■ **RECORDS SHOWN**:
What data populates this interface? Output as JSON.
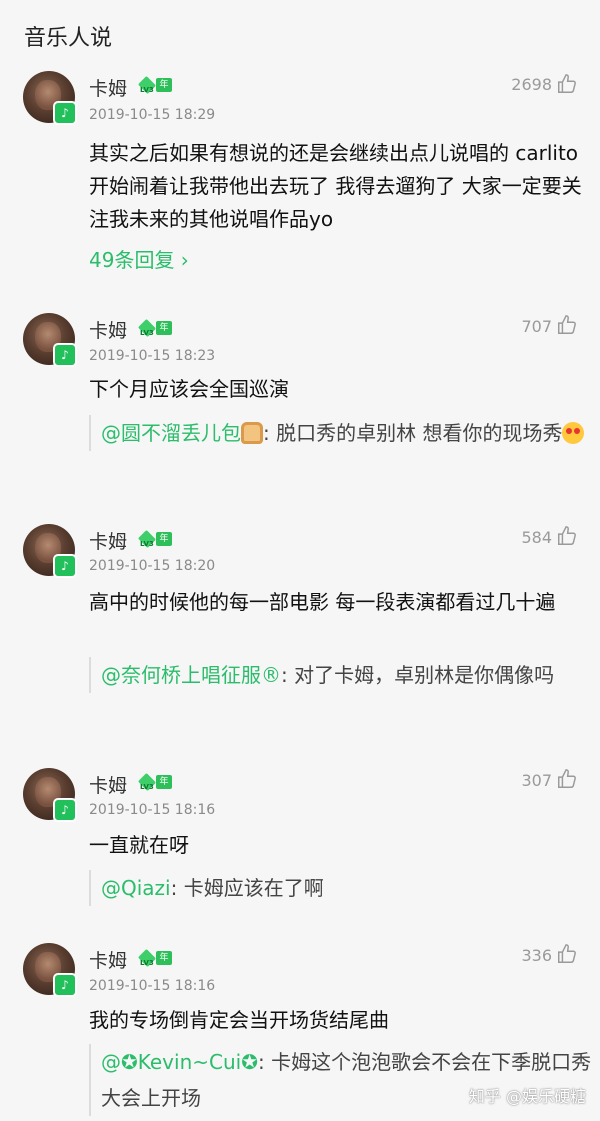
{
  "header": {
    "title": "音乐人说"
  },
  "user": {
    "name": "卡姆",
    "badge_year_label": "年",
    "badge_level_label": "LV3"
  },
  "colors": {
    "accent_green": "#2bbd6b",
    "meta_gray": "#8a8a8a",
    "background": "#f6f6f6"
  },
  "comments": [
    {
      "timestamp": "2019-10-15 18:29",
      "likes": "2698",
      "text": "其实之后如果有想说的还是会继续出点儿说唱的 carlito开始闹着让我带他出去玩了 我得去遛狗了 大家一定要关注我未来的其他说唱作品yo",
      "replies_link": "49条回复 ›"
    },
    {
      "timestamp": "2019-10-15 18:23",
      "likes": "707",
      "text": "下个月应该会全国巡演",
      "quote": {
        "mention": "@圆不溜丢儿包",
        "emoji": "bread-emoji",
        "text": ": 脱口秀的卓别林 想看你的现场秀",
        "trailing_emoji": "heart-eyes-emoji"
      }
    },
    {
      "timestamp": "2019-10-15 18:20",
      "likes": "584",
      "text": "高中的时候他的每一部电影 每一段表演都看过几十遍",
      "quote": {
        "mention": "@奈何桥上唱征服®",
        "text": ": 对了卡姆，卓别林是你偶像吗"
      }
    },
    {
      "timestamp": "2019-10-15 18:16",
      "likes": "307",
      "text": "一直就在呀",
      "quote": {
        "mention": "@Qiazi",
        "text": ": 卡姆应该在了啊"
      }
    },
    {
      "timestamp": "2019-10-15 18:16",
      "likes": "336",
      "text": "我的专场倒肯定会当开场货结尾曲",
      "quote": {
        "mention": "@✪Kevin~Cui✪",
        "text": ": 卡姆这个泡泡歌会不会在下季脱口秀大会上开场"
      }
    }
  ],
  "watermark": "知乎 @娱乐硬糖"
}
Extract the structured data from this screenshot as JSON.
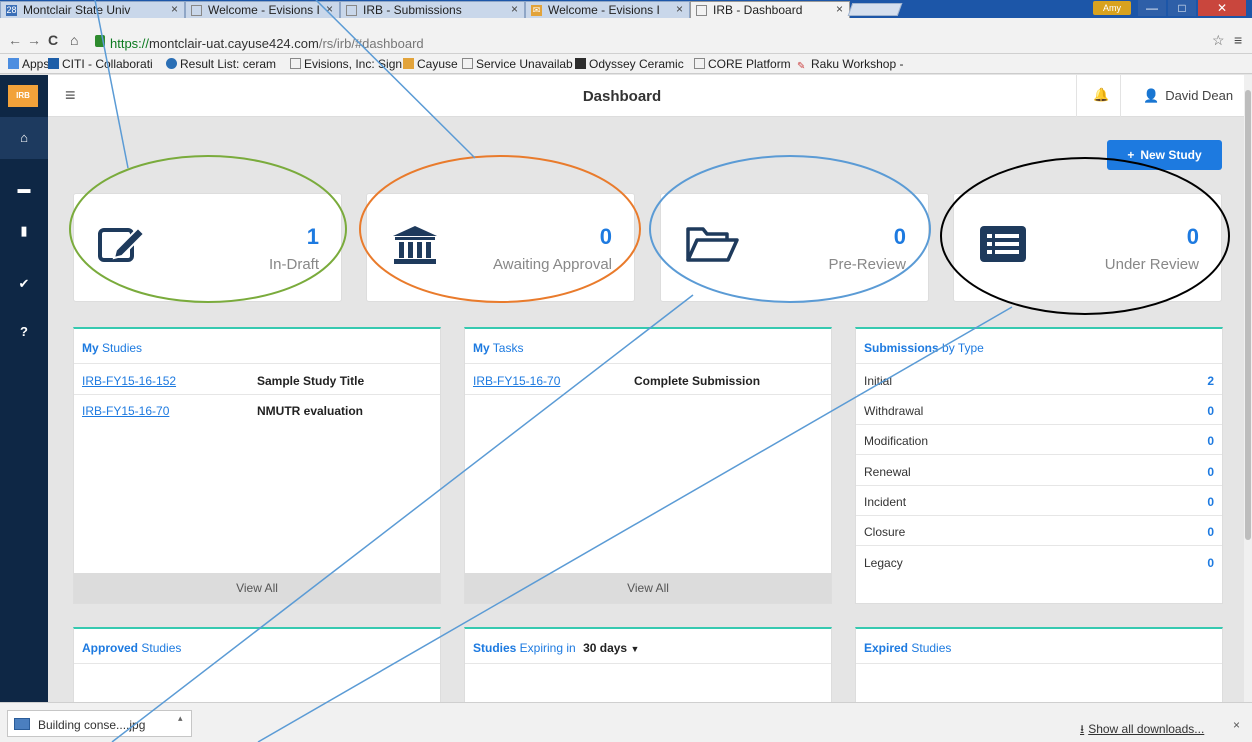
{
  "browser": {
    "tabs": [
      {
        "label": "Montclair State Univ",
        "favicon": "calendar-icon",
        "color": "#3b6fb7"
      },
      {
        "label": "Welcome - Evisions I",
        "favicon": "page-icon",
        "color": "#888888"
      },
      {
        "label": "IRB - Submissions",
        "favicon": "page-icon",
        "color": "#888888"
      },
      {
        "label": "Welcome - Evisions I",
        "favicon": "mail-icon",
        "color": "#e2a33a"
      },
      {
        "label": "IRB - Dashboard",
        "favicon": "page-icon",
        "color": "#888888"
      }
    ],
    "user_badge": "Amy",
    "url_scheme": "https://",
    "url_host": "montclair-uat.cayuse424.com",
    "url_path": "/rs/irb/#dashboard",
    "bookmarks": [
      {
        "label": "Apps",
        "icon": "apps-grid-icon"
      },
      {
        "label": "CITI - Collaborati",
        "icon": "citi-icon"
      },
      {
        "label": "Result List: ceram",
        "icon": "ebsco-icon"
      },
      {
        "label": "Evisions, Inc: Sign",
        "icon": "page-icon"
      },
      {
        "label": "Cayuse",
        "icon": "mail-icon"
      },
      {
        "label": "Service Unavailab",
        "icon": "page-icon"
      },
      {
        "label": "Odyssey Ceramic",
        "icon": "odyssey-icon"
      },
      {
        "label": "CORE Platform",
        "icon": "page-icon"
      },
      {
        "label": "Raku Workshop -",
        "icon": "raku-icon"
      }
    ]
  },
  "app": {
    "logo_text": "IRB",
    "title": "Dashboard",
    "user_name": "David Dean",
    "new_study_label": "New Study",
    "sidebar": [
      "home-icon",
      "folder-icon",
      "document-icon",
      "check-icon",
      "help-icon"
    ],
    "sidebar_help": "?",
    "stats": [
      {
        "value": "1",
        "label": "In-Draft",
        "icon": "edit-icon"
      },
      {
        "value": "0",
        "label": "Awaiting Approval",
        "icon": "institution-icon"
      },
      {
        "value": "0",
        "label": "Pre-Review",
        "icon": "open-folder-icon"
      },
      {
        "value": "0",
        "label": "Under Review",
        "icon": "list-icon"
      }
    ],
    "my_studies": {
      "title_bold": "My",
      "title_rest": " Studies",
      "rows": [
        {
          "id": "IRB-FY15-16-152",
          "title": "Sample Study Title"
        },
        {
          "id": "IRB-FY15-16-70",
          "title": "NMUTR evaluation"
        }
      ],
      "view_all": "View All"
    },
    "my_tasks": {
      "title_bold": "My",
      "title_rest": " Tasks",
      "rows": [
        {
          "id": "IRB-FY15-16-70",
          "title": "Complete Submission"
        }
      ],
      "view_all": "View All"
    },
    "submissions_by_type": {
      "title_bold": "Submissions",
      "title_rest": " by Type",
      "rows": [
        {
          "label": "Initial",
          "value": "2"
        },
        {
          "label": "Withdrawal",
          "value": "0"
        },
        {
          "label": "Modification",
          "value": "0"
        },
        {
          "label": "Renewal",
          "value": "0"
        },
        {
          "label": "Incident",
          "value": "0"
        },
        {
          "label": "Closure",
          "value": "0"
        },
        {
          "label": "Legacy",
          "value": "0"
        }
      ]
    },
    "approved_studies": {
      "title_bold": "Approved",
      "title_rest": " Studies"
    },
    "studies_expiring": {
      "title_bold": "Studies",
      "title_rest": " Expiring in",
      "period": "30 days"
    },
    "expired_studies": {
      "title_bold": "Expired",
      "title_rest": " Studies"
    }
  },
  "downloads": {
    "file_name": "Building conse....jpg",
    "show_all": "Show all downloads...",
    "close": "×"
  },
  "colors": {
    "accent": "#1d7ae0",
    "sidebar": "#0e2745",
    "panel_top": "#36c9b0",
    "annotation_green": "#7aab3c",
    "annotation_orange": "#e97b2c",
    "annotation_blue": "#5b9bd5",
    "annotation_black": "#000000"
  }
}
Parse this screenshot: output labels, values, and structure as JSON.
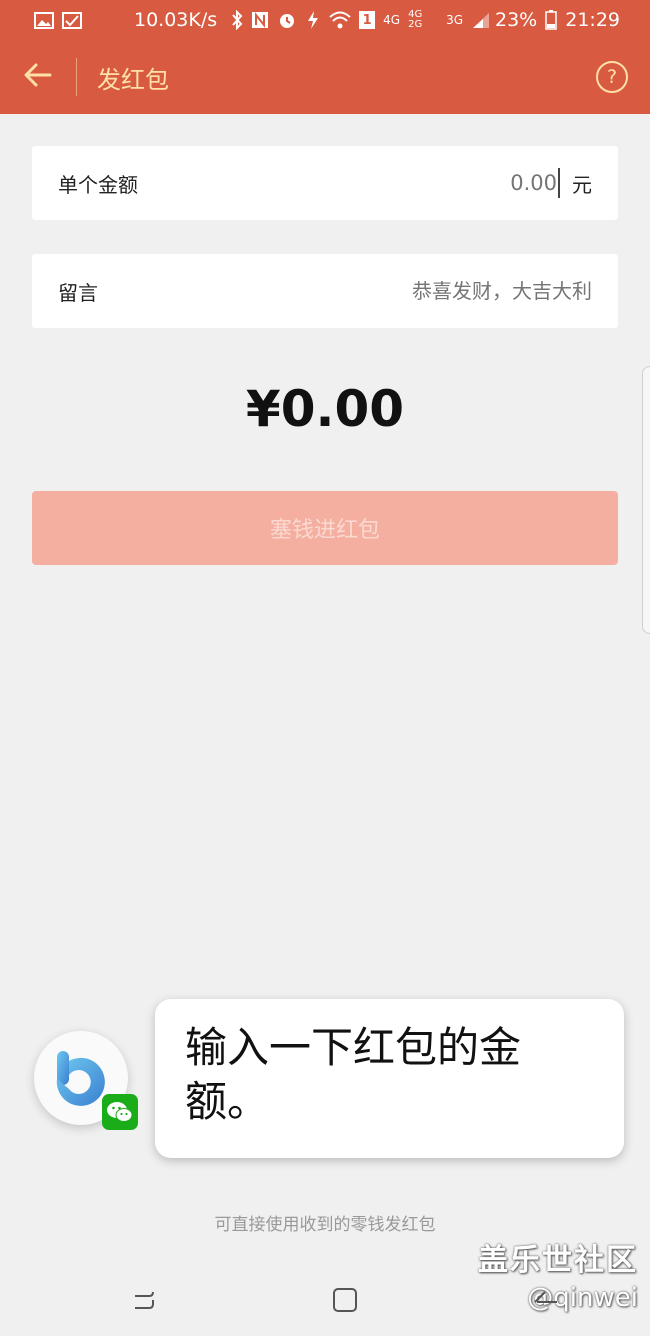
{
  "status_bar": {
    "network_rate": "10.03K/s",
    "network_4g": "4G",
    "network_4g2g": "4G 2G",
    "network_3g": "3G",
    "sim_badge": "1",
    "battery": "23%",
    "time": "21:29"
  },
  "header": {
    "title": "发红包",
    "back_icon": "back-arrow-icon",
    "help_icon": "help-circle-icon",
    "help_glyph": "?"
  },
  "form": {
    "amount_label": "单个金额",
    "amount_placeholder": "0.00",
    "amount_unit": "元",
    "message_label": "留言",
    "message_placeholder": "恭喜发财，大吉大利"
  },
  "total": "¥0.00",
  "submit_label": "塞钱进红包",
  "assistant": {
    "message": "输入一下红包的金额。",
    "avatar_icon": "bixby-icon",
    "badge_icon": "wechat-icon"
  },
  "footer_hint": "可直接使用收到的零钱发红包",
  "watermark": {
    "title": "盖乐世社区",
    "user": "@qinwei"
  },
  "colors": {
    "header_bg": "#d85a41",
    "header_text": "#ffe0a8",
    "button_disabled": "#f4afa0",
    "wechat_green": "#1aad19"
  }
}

■ **YOUR INSTRUCTIONS**: Copy out all the records exactly, excluding pictures.

■ **SOLVED PROBLEM**:
What data populates this interface? Output as JSON.
{
  "header": {
    "title": "音乐人说"
  },
  "user": {
    "name": "卡姆",
    "badge_year_label": "年",
    "badge_level_label": "LV3"
  },
  "colors": {
    "accent_green": "#2bbd6b",
    "meta_gray": "#8a8a8a",
    "background": "#f6f6f6"
  },
  "comments": [
    {
      "timestamp": "2019-10-15 18:29",
      "likes": "2698",
      "text": "其实之后如果有想说的还是会继续出点儿说唱的 carlito开始闹着让我带他出去玩了 我得去遛狗了 大家一定要关注我未来的其他说唱作品yo",
      "replies_link": "49条回复 ›"
    },
    {
      "timestamp": "2019-10-15 18:23",
      "likes": "707",
      "text": "下个月应该会全国巡演",
      "quote": {
        "mention": "@圆不溜丢儿包",
        "emoji": "bread-emoji",
        "text": ": 脱口秀的卓别林 想看你的现场秀",
        "trailing_emoji": "heart-eyes-emoji"
      }
    },
    {
      "timestamp": "2019-10-15 18:20",
      "likes": "584",
      "text": "高中的时候他的每一部电影 每一段表演都看过几十遍",
      "quote": {
        "mention": "@奈何桥上唱征服®",
        "text": ": 对了卡姆，卓别林是你偶像吗"
      }
    },
    {
      "timestamp": "2019-10-15 18:16",
      "likes": "307",
      "text": "一直就在呀",
      "quote": {
        "mention": "@Qiazi",
        "text": ": 卡姆应该在了啊"
      }
    },
    {
      "timestamp": "2019-10-15 18:16",
      "likes": "336",
      "text": "我的专场倒肯定会当开场货结尾曲",
      "quote": {
        "mention": "@✪Kevin~Cui✪",
        "text": ": 卡姆这个泡泡歌会不会在下季脱口秀大会上开场"
      }
    }
  ],
  "watermark": "知乎 @娱乐硬糖"
}
Extract the structured data from this screenshot as JSON.
{
  "browser": {
    "tabs": [
      {
        "label": "Montclair State Univ",
        "favicon": "calendar-icon",
        "color": "#3b6fb7"
      },
      {
        "label": "Welcome - Evisions I",
        "favicon": "page-icon",
        "color": "#888888"
      },
      {
        "label": "IRB - Submissions",
        "favicon": "page-icon",
        "color": "#888888"
      },
      {
        "label": "Welcome - Evisions I",
        "favicon": "mail-icon",
        "color": "#e2a33a"
      },
      {
        "label": "IRB - Dashboard",
        "favicon": "page-icon",
        "color": "#888888"
      }
    ],
    "user_badge": "Amy",
    "url_scheme": "https://",
    "url_host": "montclair-uat.cayuse424.com",
    "url_path": "/rs/irb/#dashboard",
    "bookmarks": [
      {
        "label": "Apps",
        "icon": "apps-grid-icon"
      },
      {
        "label": "CITI - Collaborati",
        "icon": "citi-icon"
      },
      {
        "label": "Result List: ceram",
        "icon": "ebsco-icon"
      },
      {
        "label": "Evisions, Inc: Sign",
        "icon": "page-icon"
      },
      {
        "label": "Cayuse",
        "icon": "mail-icon"
      },
      {
        "label": "Service Unavailab",
        "icon": "page-icon"
      },
      {
        "label": "Odyssey Ceramic",
        "icon": "odyssey-icon"
      },
      {
        "label": "CORE Platform",
        "icon": "page-icon"
      },
      {
        "label": "Raku Workshop -",
        "icon": "raku-icon"
      }
    ]
  },
  "app": {
    "logo_text": "IRB",
    "title": "Dashboard",
    "user_name": "David Dean",
    "new_study_label": "New Study",
    "sidebar": [
      "home-icon",
      "folder-icon",
      "document-icon",
      "check-icon",
      "help-icon"
    ],
    "sidebar_help": "?",
    "stats": [
      {
        "value": "1",
        "label": "In-Draft",
        "icon": "edit-icon"
      },
      {
        "value": "0",
        "label": "Awaiting Approval",
        "icon": "institution-icon"
      },
      {
        "value": "0",
        "label": "Pre-Review",
        "icon": "open-folder-icon"
      },
      {
        "value": "0",
        "label": "Under Review",
        "icon": "list-icon"
      }
    ],
    "my_studies": {
      "title_bold": "My",
      "title_rest": " Studies",
      "rows": [
        {
          "id": "IRB-FY15-16-152",
          "title": "Sample Study Title"
        },
        {
          "id": "IRB-FY15-16-70",
          "title": "NMUTR evaluation"
        }
      ],
      "view_all": "View All"
    },
    "my_tasks": {
      "title_bold": "My",
      "title_rest": " Tasks",
      "rows": [
        {
          "id": "IRB-FY15-16-70",
          "title": "Complete Submission"
        }
      ],
      "view_all": "View All"
    },
    "submissions_by_type": {
      "title_bold": "Submissions",
      "title_rest": " by Type",
      "rows": [
        {
          "label": "Initial",
          "value": "2"
        },
        {
          "label": "Withdrawal",
          "value": "0"
        },
        {
          "label": "Modification",
          "value": "0"
        },
        {
          "label": "Renewal",
          "value": "0"
        },
        {
          "label": "Incident",
          "value": "0"
        },
        {
          "label": "Closure",
          "value": "0"
        },
        {
          "label": "Legacy",
          "value": "0"
        }
      ]
    },
    "approved_studies": {
      "title_bold": "Approved",
      "title_rest": " Studies"
    },
    "studies_expiring": {
      "title_bold": "Studies",
      "title_rest": " Expiring in",
      "period": "30 days"
    },
    "expired_studies": {
      "title_bold": "Expired",
      "title_rest": " Studies"
    }
  },
  "downloads": {
    "file_name": "Building conse....jpg",
    "show_all": "Show all downloads...",
    "close": "×"
  },
  "colors": {
    "accent": "#1d7ae0",
    "sidebar": "#0e2745",
    "panel_top": "#36c9b0",
    "annotation_green": "#7aab3c",
    "annotation_orange": "#e97b2c",
    "annotation_blue": "#5b9bd5",
    "annotation_black": "#000000"
  }
}
Parse this screenshot: output labels, values, and structure as JSON.
{
  "status_bar": {
    "network_rate": "10.03K/s",
    "network_4g": "4G",
    "network_4g2g": "4G 2G",
    "network_3g": "3G",
    "sim_badge": "1",
    "battery": "23%",
    "time": "21:29"
  },
  "header": {
    "title": "发红包",
    "back_icon": "back-arrow-icon",
    "help_icon": "help-circle-icon",
    "help_glyph": "?"
  },
  "form": {
    "amount_label": "单个金额",
    "amount_placeholder": "0.00",
    "amount_unit": "元",
    "message_label": "留言",
    "message_placeholder": "恭喜发财，大吉大利"
  },
  "total": "¥0.00",
  "submit_label": "塞钱进红包",
  "assistant": {
    "message": "输入一下红包的金额。",
    "avatar_icon": "bixby-icon",
    "badge_icon": "wechat-icon"
  },
  "footer_hint": "可直接使用收到的零钱发红包",
  "watermark": {
    "title": "盖乐世社区",
    "user": "@qinwei"
  },
  "colors": {
    "header_bg": "#d85a41",
    "header_text": "#ffe0a8",
    "button_disabled": "#f4afa0",
    "wechat_green": "#1aad19"
  }
}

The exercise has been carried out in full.